#### TO BE DONE:
Pictures appear in the records below; write out everything else exactly.

#### EXERCISE INPUTS:
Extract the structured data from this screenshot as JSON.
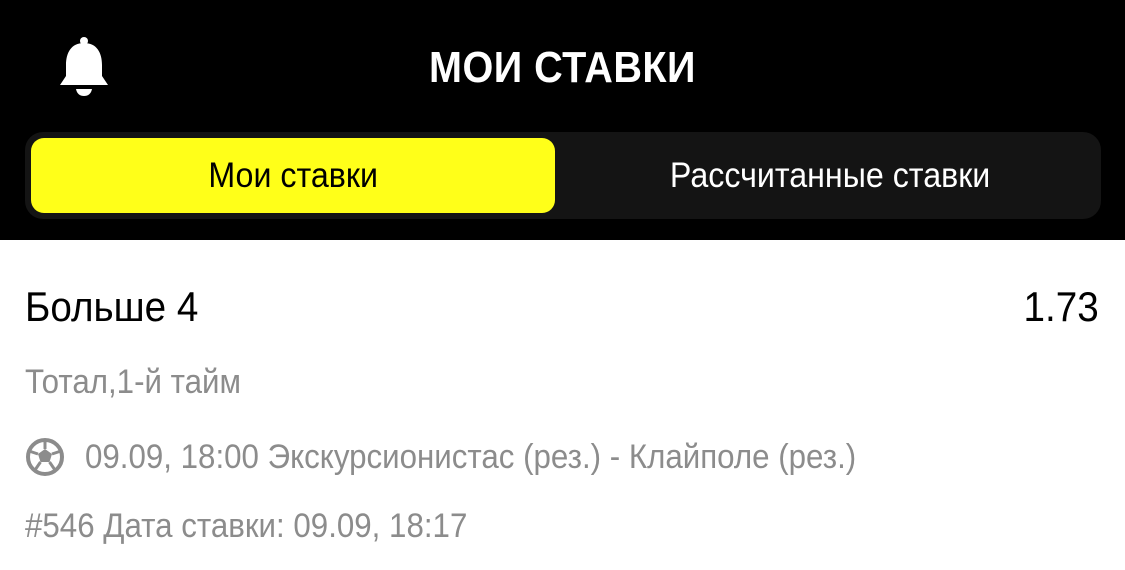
{
  "header": {
    "title": "МОИ СТАВКИ",
    "bell_icon": "bell-icon"
  },
  "tabs": [
    {
      "label": "Мои ставки",
      "active": true
    },
    {
      "label": "Рассчитанные ставки",
      "active": false
    }
  ],
  "bet": {
    "outcome": "Больше 4",
    "odds": "1.73",
    "market": "Тотал,1-й тайм",
    "sport_icon": "soccer-ball-icon",
    "event": "09.09, 18:00 Экскурсионистас (рез.) - Клайполе (рез.)",
    "meta": "#546 Дата ставки: 09.09, 18:17"
  },
  "colors": {
    "header_bg": "#000000",
    "accent": "#ffff19",
    "tab_bar_bg": "#141414",
    "secondary_text": "#8c8c8c"
  }
}
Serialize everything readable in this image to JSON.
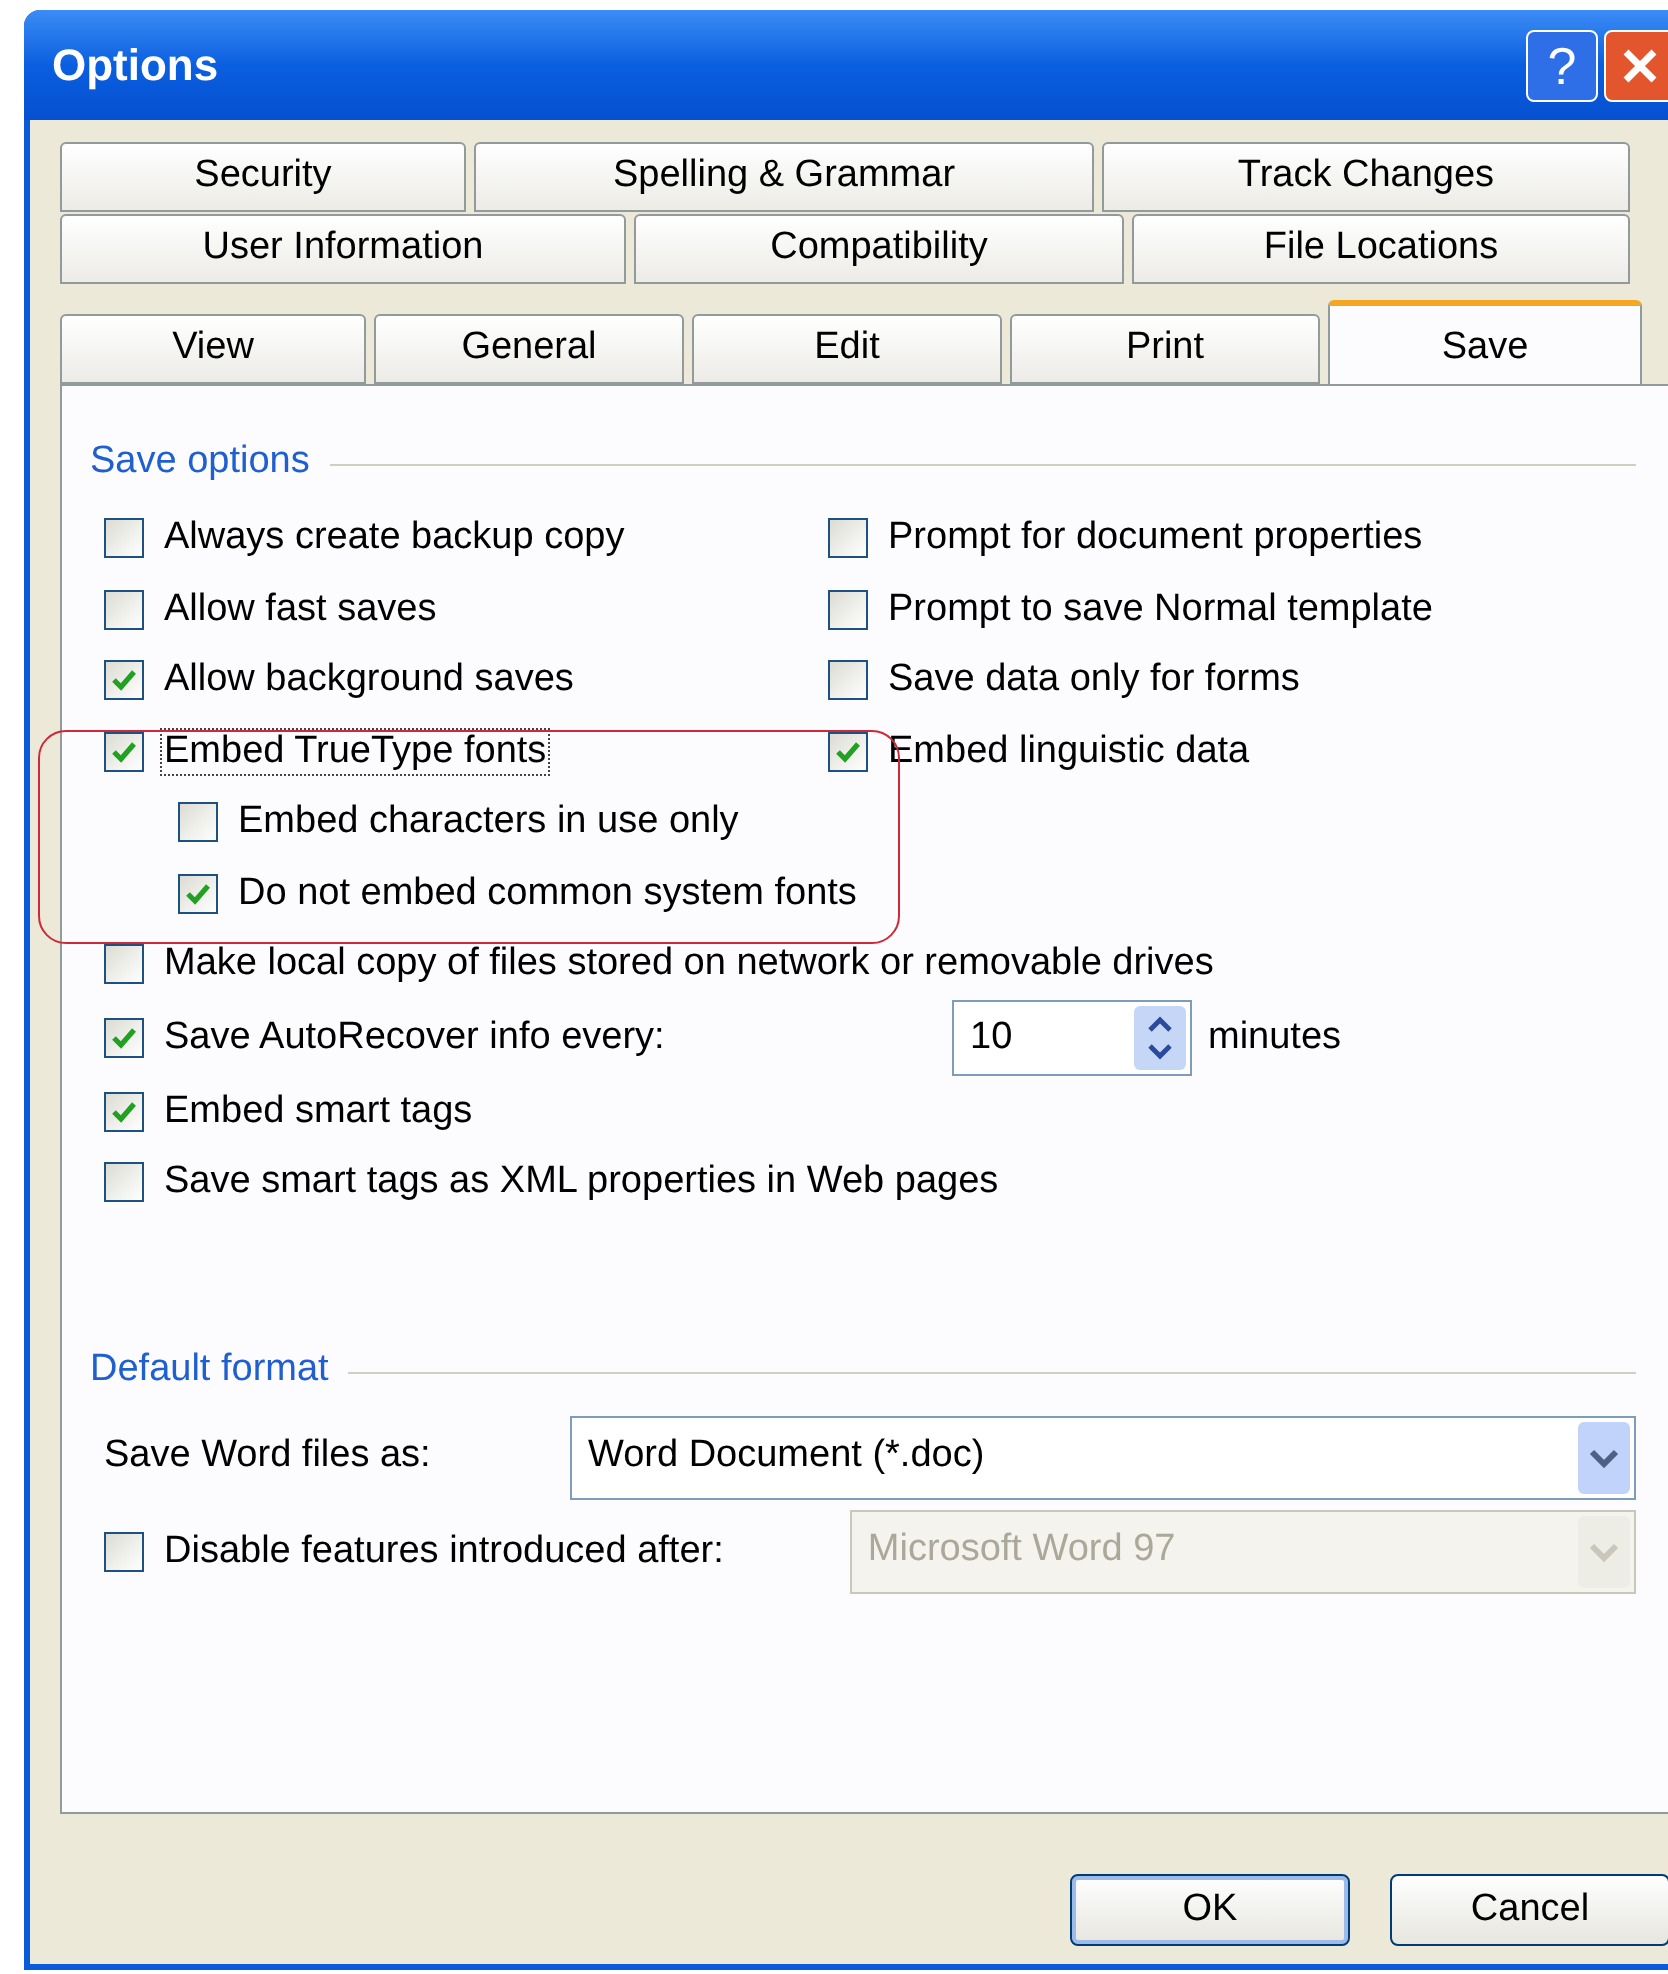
{
  "window": {
    "title": "Options",
    "help_button": "?"
  },
  "tabs": [
    [
      {
        "label": "Security",
        "selected": false
      },
      {
        "label": "Spelling & Grammar",
        "selected": false
      },
      {
        "label": "Track Changes",
        "selected": false
      }
    ],
    [
      {
        "label": "User Information",
        "selected": false
      },
      {
        "label": "Compatibility",
        "selected": false
      },
      {
        "label": "File Locations",
        "selected": false
      }
    ],
    [
      {
        "label": "View",
        "selected": false
      },
      {
        "label": "General",
        "selected": false
      },
      {
        "label": "Edit",
        "selected": false
      },
      {
        "label": "Print",
        "selected": false
      },
      {
        "label": "Save",
        "selected": true
      }
    ]
  ],
  "save_options": {
    "title": "Save options",
    "columns": [
      [
        {
          "label": "Always create backup copy",
          "checked": false
        },
        {
          "label": "Allow fast saves",
          "checked": false
        },
        {
          "label": "Allow background saves",
          "checked": true
        },
        {
          "label": "Embed TrueType fonts",
          "checked": true,
          "focused": true,
          "children": [
            {
              "label": "Embed characters in use only",
              "checked": false
            },
            {
              "label": "Do not embed common system fonts",
              "checked": true
            }
          ]
        }
      ],
      [
        {
          "label": "Prompt for document properties",
          "checked": false
        },
        {
          "label": "Prompt to save Normal template",
          "checked": false
        },
        {
          "label": "Save data only for forms",
          "checked": false
        },
        {
          "label": "Embed linguistic data",
          "checked": true
        }
      ]
    ],
    "items": [
      {
        "kind": "check",
        "label": "Make local copy of files stored on network or removable drives",
        "checked": false
      },
      {
        "kind": "spin",
        "label": "Save AutoRecover info every:",
        "checked": true,
        "value": "10",
        "unit": "minutes"
      },
      {
        "kind": "check",
        "label": "Embed smart tags",
        "checked": true
      },
      {
        "kind": "check",
        "label": "Save smart tags as XML properties in Web pages",
        "checked": false
      }
    ]
  },
  "default_format": {
    "title": "Default format",
    "save_as": {
      "label": "Save Word files as:",
      "value": "Word Document (*.doc)"
    },
    "disable_features": {
      "label": "Disable features introduced after:",
      "checked": false,
      "value": "Microsoft Word 97",
      "disabled": true
    }
  },
  "buttons": [
    {
      "label": "OK",
      "default": true
    },
    {
      "label": "Cancel",
      "default": false
    }
  ]
}
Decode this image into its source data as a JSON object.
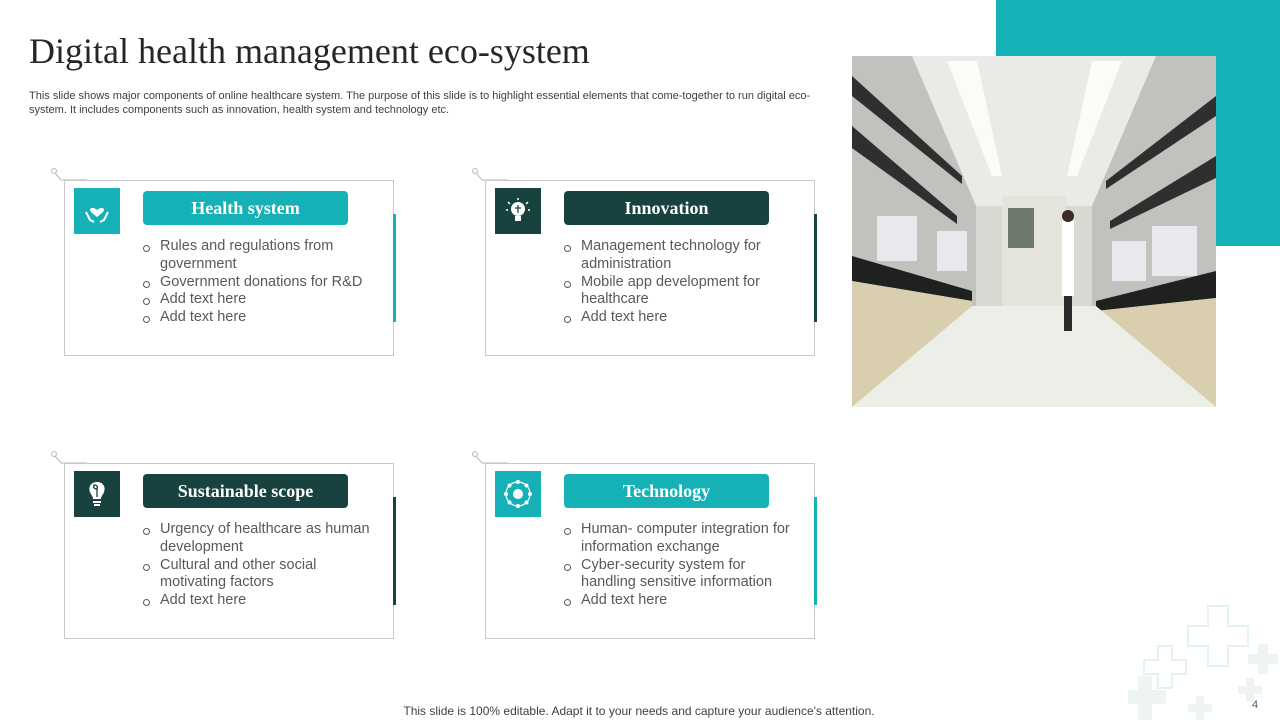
{
  "slide": {
    "title": "Digital health management eco-system",
    "description": "This slide shows major components of online healthcare system. The purpose of this slide is to highlight essential elements that come-together to run digital eco-system. It includes components such as innovation, health system and technology etc.",
    "footer": "This slide is 100% editable. Adapt it to your needs and capture your audience's attention.",
    "page_number": "4"
  },
  "colors": {
    "teal": "#16b1b7",
    "dark_teal": "#17423f",
    "text": "#595959",
    "border": "#c9c9c9"
  },
  "cards": [
    {
      "label": "Health system",
      "icon": "heart-hands-icon",
      "color": "#16b1b7",
      "items": [
        "Rules and regulations from government",
        "Government donations for R&D",
        "Add text here",
        "Add text here"
      ]
    },
    {
      "label": "Innovation",
      "icon": "lightbulb-brain-icon",
      "color": "#17423f",
      "items": [
        "Management technology for administration",
        "Mobile app development for healthcare",
        "Add text here"
      ]
    },
    {
      "label": "Sustainable scope",
      "icon": "lightbulb-leaf-icon",
      "color": "#17423f",
      "items": [
        "Urgency of healthcare as human development",
        "Cultural and other social motivating factors",
        "Add text here"
      ]
    },
    {
      "label": "Technology",
      "icon": "network-icon",
      "color": "#16b1b7",
      "items": [
        "Human- computer integration for information exchange",
        "Cyber-security system for handling sensitive information",
        "Add text here"
      ]
    }
  ]
}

#### EXERCISE RESPONSE:
Extract the structured data from this screenshot as JSON.
{
  "header": {
    "title": "МОИ СТАВКИ",
    "bell_icon": "bell-icon"
  },
  "tabs": [
    {
      "label": "Мои ставки",
      "active": true
    },
    {
      "label": "Рассчитанные ставки",
      "active": false
    }
  ],
  "bet": {
    "outcome": "Больше 4",
    "odds": "1.73",
    "market": "Тотал,1-й тайм",
    "sport_icon": "soccer-ball-icon",
    "event": "09.09, 18:00 Экскурсионистас (рез.) - Клайполе (рез.)",
    "meta": "#546 Дата ставки: 09.09, 18:17"
  },
  "colors": {
    "header_bg": "#000000",
    "accent": "#ffff19",
    "tab_bar_bg": "#141414",
    "secondary_text": "#8c8c8c"
  }
}
Serialize everything readable in this image to JSON.
{
  "window": {
    "title": "Options",
    "help_button": "?"
  },
  "tabs": [
    [
      {
        "label": "Security",
        "selected": false
      },
      {
        "label": "Spelling & Grammar",
        "selected": false
      },
      {
        "label": "Track Changes",
        "selected": false
      }
    ],
    [
      {
        "label": "User Information",
        "selected": false
      },
      {
        "label": "Compatibility",
        "selected": false
      },
      {
        "label": "File Locations",
        "selected": false
      }
    ],
    [
      {
        "label": "View",
        "selected": false
      },
      {
        "label": "General",
        "selected": false
      },
      {
        "label": "Edit",
        "selected": false
      },
      {
        "label": "Print",
        "selected": false
      },
      {
        "label": "Save",
        "selected": true
      }
    ]
  ],
  "save_options": {
    "title": "Save options",
    "columns": [
      [
        {
          "label": "Always create backup copy",
          "checked": false
        },
        {
          "label": "Allow fast saves",
          "checked": false
        },
        {
          "label": "Allow background saves",
          "checked": true
        },
        {
          "label": "Embed TrueType fonts",
          "checked": true,
          "focused": true,
          "children": [
            {
              "label": "Embed characters in use only",
              "checked": false
            },
            {
              "label": "Do not embed common system fonts",
              "checked": true
            }
          ]
        }
      ],
      [
        {
          "label": "Prompt for document properties",
          "checked": false
        },
        {
          "label": "Prompt to save Normal template",
          "checked": false
        },
        {
          "label": "Save data only for forms",
          "checked": false
        },
        {
          "label": "Embed linguistic data",
          "checked": true
        }
      ]
    ],
    "items": [
      {
        "kind": "check",
        "label": "Make local copy of files stored on network or removable drives",
        "checked": false
      },
      {
        "kind": "spin",
        "label": "Save AutoRecover info every:",
        "checked": true,
        "value": "10",
        "unit": "minutes"
      },
      {
        "kind": "check",
        "label": "Embed smart tags",
        "checked": true
      },
      {
        "kind": "check",
        "label": "Save smart tags as XML properties in Web pages",
        "checked": false
      }
    ]
  },
  "default_format": {
    "title": "Default format",
    "save_as": {
      "label": "Save Word files as:",
      "value": "Word Document (*.doc)"
    },
    "disable_features": {
      "label": "Disable features introduced after:",
      "checked": false,
      "value": "Microsoft Word 97",
      "disabled": true
    }
  },
  "buttons": [
    {
      "label": "OK",
      "default": true
    },
    {
      "label": "Cancel",
      "default": false
    }
  ]
}
Decode this image into its source data as a JSON object.
{
  "slide": {
    "title": "Digital health management eco-system",
    "description": "This slide shows major components of online healthcare system. The purpose of this slide is to highlight essential elements that come-together to run digital eco-system. It includes components such as innovation, health system and technology etc.",
    "footer": "This slide is 100% editable. Adapt it to your needs and capture your audience's attention.",
    "page_number": "4"
  },
  "colors": {
    "teal": "#16b1b7",
    "dark_teal": "#17423f",
    "text": "#595959",
    "border": "#c9c9c9"
  },
  "cards": [
    {
      "label": "Health system",
      "icon": "heart-hands-icon",
      "color": "#16b1b7",
      "items": [
        "Rules and regulations from government",
        "Government donations for R&D",
        "Add text here",
        "Add text here"
      ]
    },
    {
      "label": "Innovation",
      "icon": "lightbulb-brain-icon",
      "color": "#17423f",
      "items": [
        "Management technology for administration",
        "Mobile app development for healthcare",
        "Add text here"
      ]
    },
    {
      "label": "Sustainable scope",
      "icon": "lightbulb-leaf-icon",
      "color": "#17423f",
      "items": [
        "Urgency of healthcare as human development",
        "Cultural and other social motivating factors",
        "Add text here"
      ]
    },
    {
      "label": "Technology",
      "icon": "network-icon",
      "color": "#16b1b7",
      "items": [
        "Human- computer integration for information exchange",
        "Cyber-security system for handling sensitive information",
        "Add text here"
      ]
    }
  ]
}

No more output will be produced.